** start of Supplied material **
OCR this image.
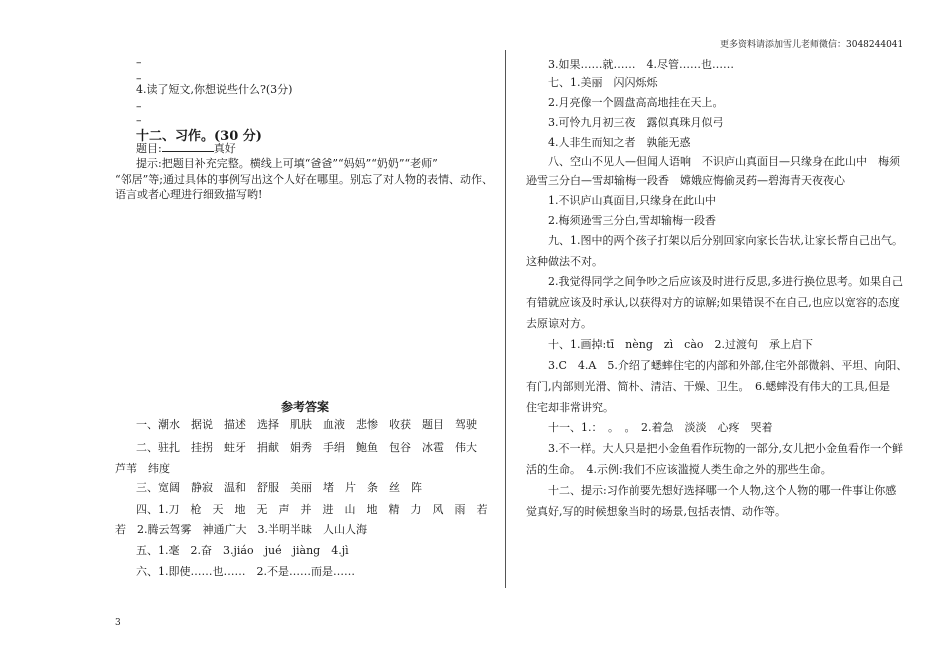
更多资料请添加雪儿老师微信：3048244041
3
–
–
4.读了短文,你想说些什么?(3分)
–
–
十二、习作。(30 分)
题目:	真好
提示:把题目补充完整。横线上可填“爸爸”“妈妈”“奶奶”“老师”
“邻居”等;通过具体的事例写出这个人好在哪里。别忘了对人物的表情、动作、
语言或者心理进行细致描写哟!
参考答案
一、潮水　据说　描述　选择　肌肤　血液　悲惨　收获　题目　驾驶
二、驻扎　挂拐　蛀牙　捐献　娟秀　手绢　鲍鱼　包谷　冰雹　伟大
芦苇　纬度
三、宽阔　静寂　温和　舒服　美丽　堵　片　条　丝　阵
四、1.刀　枪　天　地　无　声　并　进　山　地　精　力　风　雨　若
若　2.腾云驾雾　神通广大　3.半明半昧　人山人海
五、1.毫　2.奋　3.jiáo　jué　jiàng　4.jì
六、1.即使……也……　2.不是……而是……
3.如果……就……　4.尽管……也……
七、1.美丽　闪闪烁烁
2.月亮像一个圆盘高高地挂在天上。
3.可怜九月初三夜　露似真珠月似弓
4.人非生而知之者　孰能无惑
八、空山不见人—但闻人语响　不识庐山真面目—只缘身在此山中　梅须
逊雪三分白—雪却输梅一段香　嫦娥应悔偷灵药—碧海青天夜夜心
1.不识庐山真面目,只缘身在此山中
2.梅须逊雪三分白,雪却输梅一段香
九、1.图中的两个孩子打架以后分别回家向家长告状,让家长帮自己出气。
这种做法不对。
2.我觉得同学之间争吵之后应该及时进行反思,多进行换位思考。如果自己
有错就应该及时承认,以获得对方的谅解;如果错误不在自己,也应以宽容的态度
去原谅对方。
十、1.画掉:tī　nèng　zì　cào　2.过渡句　承上启下
3.C　4.A　5.介绍了蟋蟀住宅的内部和外部,住宅外部微斜、平坦、向阳、
有门,内部则光滑、简朴、清洁、干燥、卫生。　6.蟋蟀没有伟大的工具,但是
住宅却非常讲究。
十一、1.：　。　。　2.着急　淡淡　心疼　哭着
3.不一样。大人只是把小金鱼看作玩物的一部分,女儿把小金鱼看作一个鲜
活的生命。　4.示例:我们不应该滥搅人类生命之外的那些生命。
十二、提示:习作前要先想好选择哪一个人物,这个人物的哪一件事让你感
觉真好,写的时候想象当时的场景,包括表情、动作等。
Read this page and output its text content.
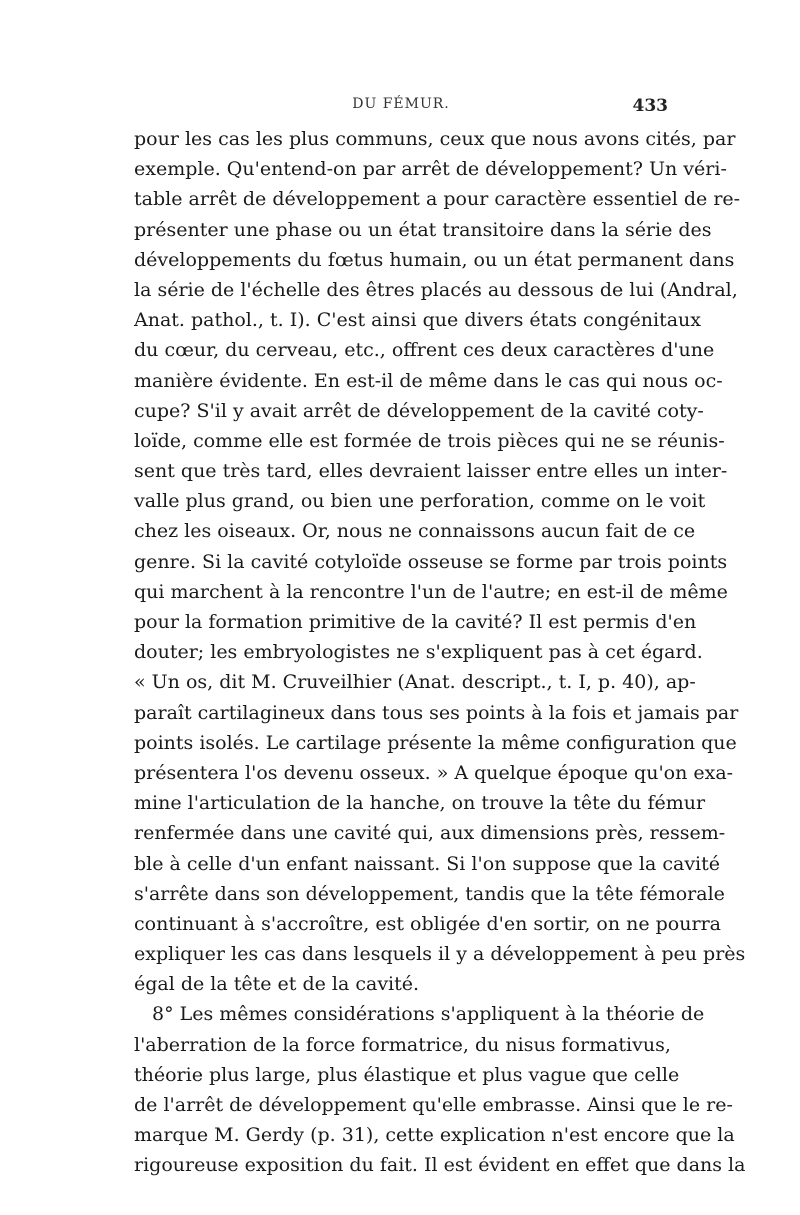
DU FÉMUR.	433
pour les cas les plus communs, ceux que nous avons cités, par
exemple. Qu'entend-on par arrêt de développement? Un véri-
table arrêt de développement a pour caractère essentiel de re-
présenter une phase ou un état transitoire dans la série des
développements du fœtus humain, ou un état permanent dans
la série de l'échelle des êtres placés au dessous de lui (Andral,
Anat. pathol., t. I). C'est ainsi que divers états congénitaux
du cœur, du cerveau, etc., offrent ces deux caractères d'une
manière évidente. En est-il de même dans le cas qui nous oc-
cupe? S'il y avait arrêt de développement de la cavité coty-
loïde, comme elle est formée de trois pièces qui ne se réunis-
sent que très tard, elles devraient laisser entre elles un inter-
valle plus grand, ou bien une perforation, comme on le voit
chez les oiseaux. Or, nous ne connaissons aucun fait de ce
genre. Si la cavité cotyloïde osseuse se forme par trois points
qui marchent à la rencontre l'un de l'autre; en est-il de même
pour la formation primitive de la cavité? Il est permis d'en
douter; les embryologistes ne s'expliquent pas à cet égard.
« Un os, dit M. Cruveilhier (Anat. descript., t. I, p. 40), ap-
paraît cartilagineux dans tous ses points à la fois et jamais par
points isolés. Le cartilage présente la même configuration que
présentera l'os devenu osseux. » A quelque époque qu'on exa-
mine l'articulation de la hanche, on trouve la tête du fémur
renfermée dans une cavité qui, aux dimensions près, ressem-
ble à celle d'un enfant naissant. Si l'on suppose que la cavité
s'arrête dans son développement, tandis que la tête fémorale
continuant à s'accroître, est obligée d'en sortir, on ne pourra
expliquer les cas dans lesquels il y a développement à peu près
égal de la tête et de la cavité.
8° Les mêmes considérations s'appliquent à la théorie de
l'aberration de la force formatrice, du nisus formativus,
théorie plus large, plus élastique et plus vague que celle
de l'arrêt de développement qu'elle embrasse. Ainsi que le re-
marque M. Gerdy (p. 31), cette explication n'est encore que la
rigoureuse exposition du fait. Il est évident en effet que dans la
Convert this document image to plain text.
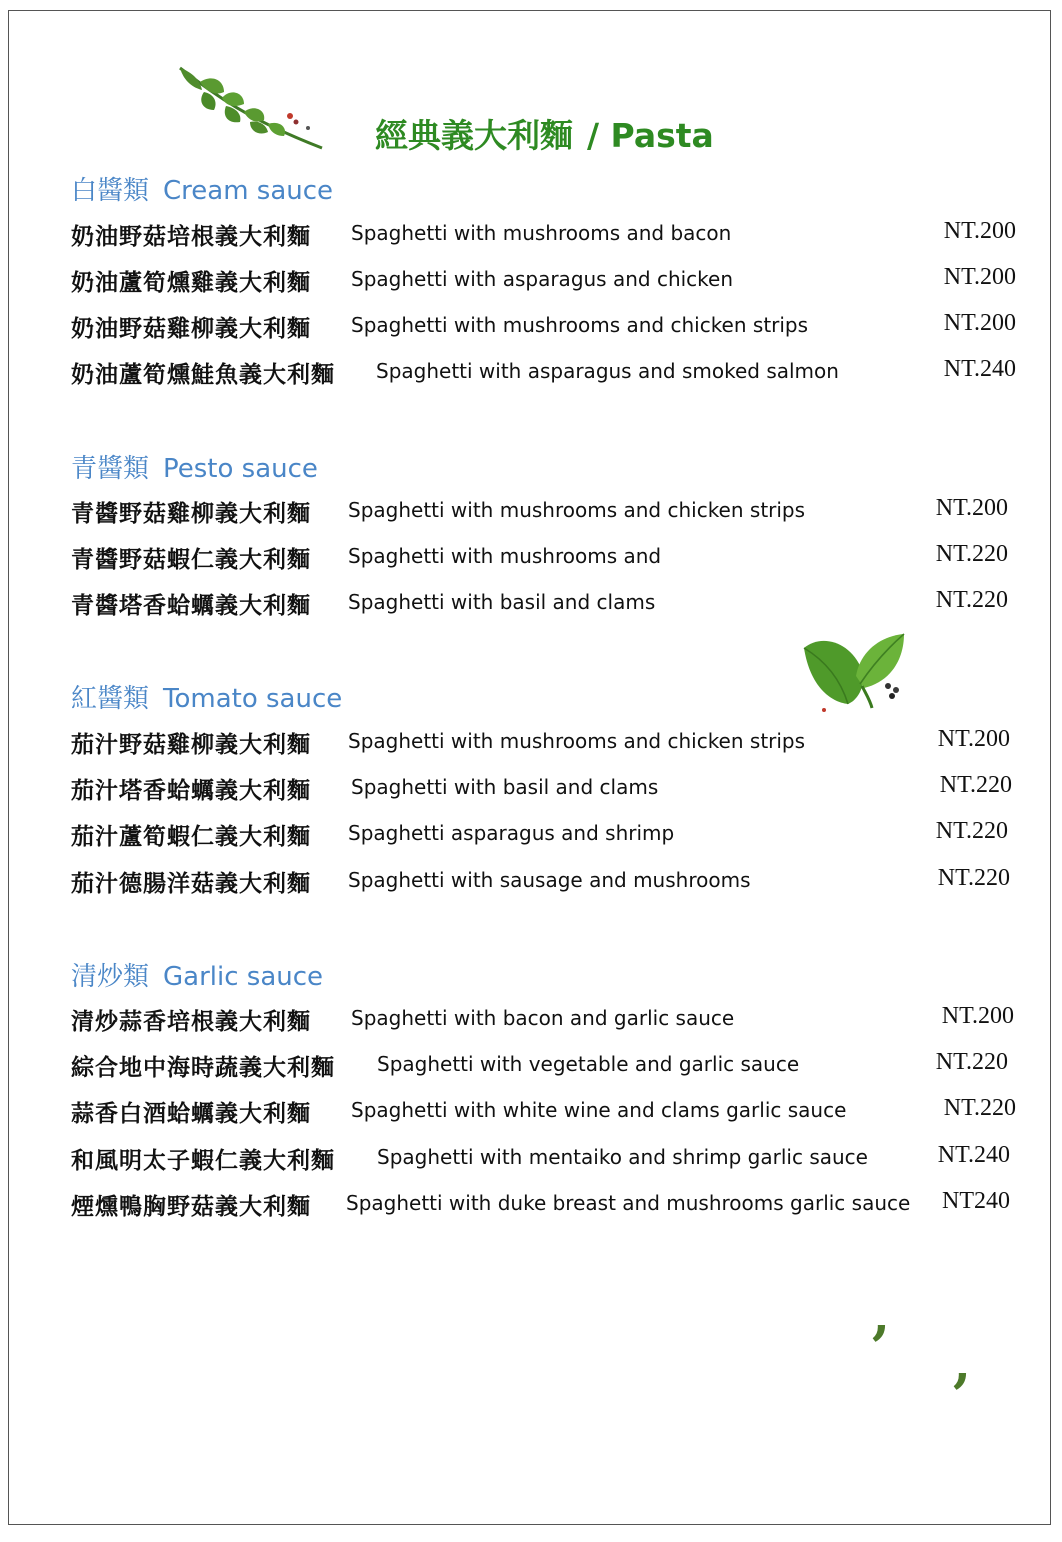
經典義大利麵 / Pasta
白醬類 Cream sauce
奶油野菇培根義大利麵 Spaghetti with mushrooms and bacon	NT.200
奶油蘆筍燻雞義大利麵 Spaghetti with asparagus and chicken	NT.200
奶油野菇雞柳義大利麵 Spaghetti with mushrooms and chicken strips	NT.200
奶油蘆筍燻鮭魚義大利麵 Spaghetti with asparagus and smoked salmon	NT.240
青醬類 Pesto sauce
青醬野菇雞柳義大利麵 Spaghetti with mushrooms and chicken strips	NT.200
青醬野菇蝦仁義大利麵 Spaghetti with mushrooms and	NT.220
青醬塔香蛤蠣義大利麵 Spaghetti with basil and clams	NT.220
紅醬類 Tomato sauce
茄汁野菇雞柳義大利麵 Spaghetti with mushrooms and chicken strips	NT.200
茄汁塔香蛤蠣義大利麵 Spaghetti with basil and clams	NT.220
茄汁蘆筍蝦仁義大利麵 Spaghetti asparagus and shrimp	NT.220
茄汁德腸洋菇義大利麵 Spaghetti with sausage and mushrooms	NT.220
清炒類 Garlic sauce
清炒蒜香培根義大利麵 Spaghetti with bacon and garlic sauce	NT.200
綜合地中海時蔬義大利麵 Spaghetti with vegetable and garlic sauce	NT.220
蒜香白酒蛤蠣義大利麵 Spaghetti with white wine and clams garlic sauce	NT.220
和風明太子蝦仁義大利麵 Spaghetti with mentaiko and shrimp garlic sauce	NT.240
煙燻鴨胸野菇義大利麵 Spaghetti with duke breast and mushrooms garlic sauce NT240
,
,
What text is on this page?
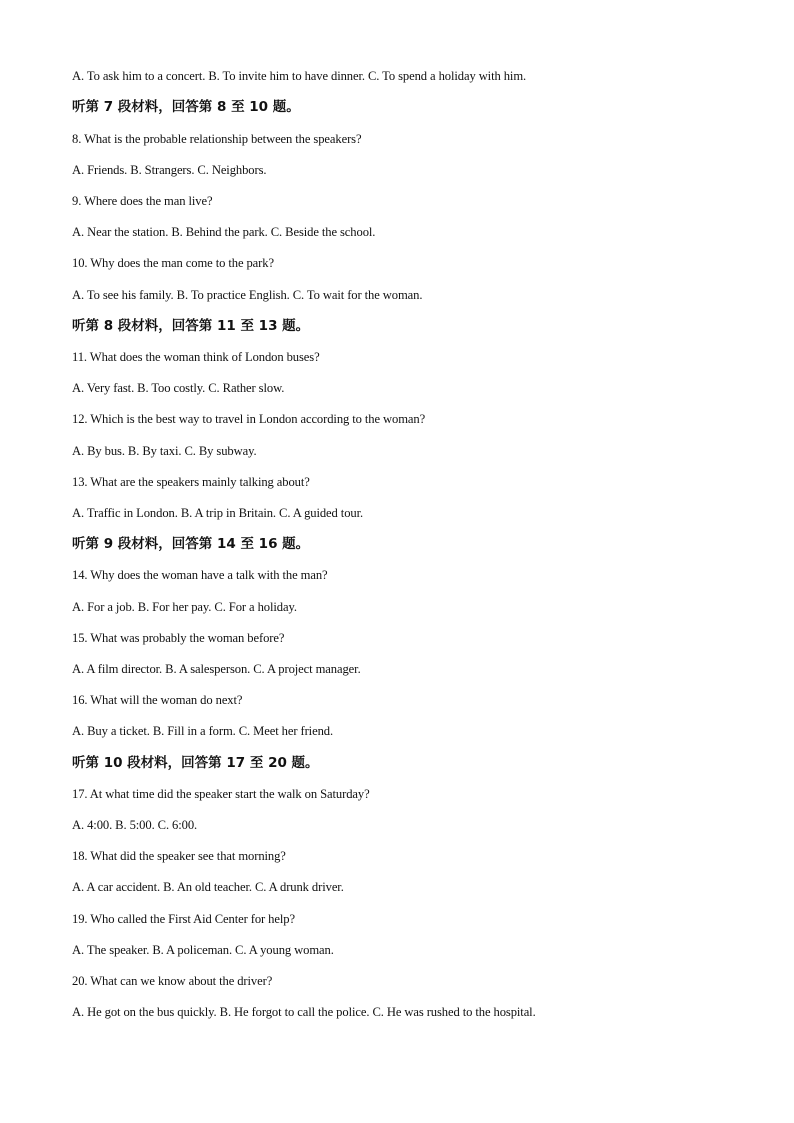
A. To ask him to a concert. B. To invite him to have dinner. C. To spend a holiday with him.
听第 7 段材料，回答第 8 至 10 题。
8. What is the probable relationship between the speakers?
A. Friends. B. Strangers. C. Neighbors.
9. Where does the man live?
A. Near the station. B. Behind the park. C. Beside the school.
10. Why does the man come to the park?
A. To see his family. B. To practice English. C. To wait for the woman.
听第 8 段材料，回答第 11 至 13 题。
11. What does the woman think of London buses?
A. Very fast. B. Too costly. C. Rather slow.
12. Which is the best way to travel in London according to the woman?
A. By bus. B. By taxi. C. By subway.
13. What are the speakers mainly talking about?
A. Traffic in London. B. A trip in Britain. C. A guided tour.
听第 9 段材料，回答第 14 至 16 题。
14. Why does the woman have a talk with the man?
A. For a job. B. For her pay. C. For a holiday.
15. What was probably the woman before?
A. A film director. B. A salesperson. C. A project manager.
16. What will the woman do next?
A. Buy a ticket. B. Fill in a form. C. Meet her friend.
听第 10 段材料，回答第 17 至 20 题。
17. At what time did the speaker start the walk on Saturday?
A. 4:00. B. 5:00. C. 6:00.
18. What did the speaker see that morning?
A. A car accident. B. An old teacher. C. A drunk driver.
19. Who called the First Aid Center for help?
A. The speaker. B. A policeman. C. A young woman.
20. What can we know about the driver?
A. He got on the bus quickly. B. He forgot to call the police. C. He was rushed to the hospital.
** end of Supplied material **
■ What this task involves
In the listing, find all lines with the string "dans" and copy them.

■ Result for this task
présenter une phase ou un état transitoire dans la série des
développements du fœtus humain, ou un état permanent dans
manière évidente. En est-il de même dans le cas qui nous oc-
paraît cartilagineux dans tous ses points à la fois et jamais par
renfermée dans une cavité qui, aux dimensions près, ressem-
s'arrête dans son développement, tandis que la tête fémorale
expliquer les cas dans lesquels il y a développement à peu près
rigoureuse exposition du fait. Il est évident en effet que dans la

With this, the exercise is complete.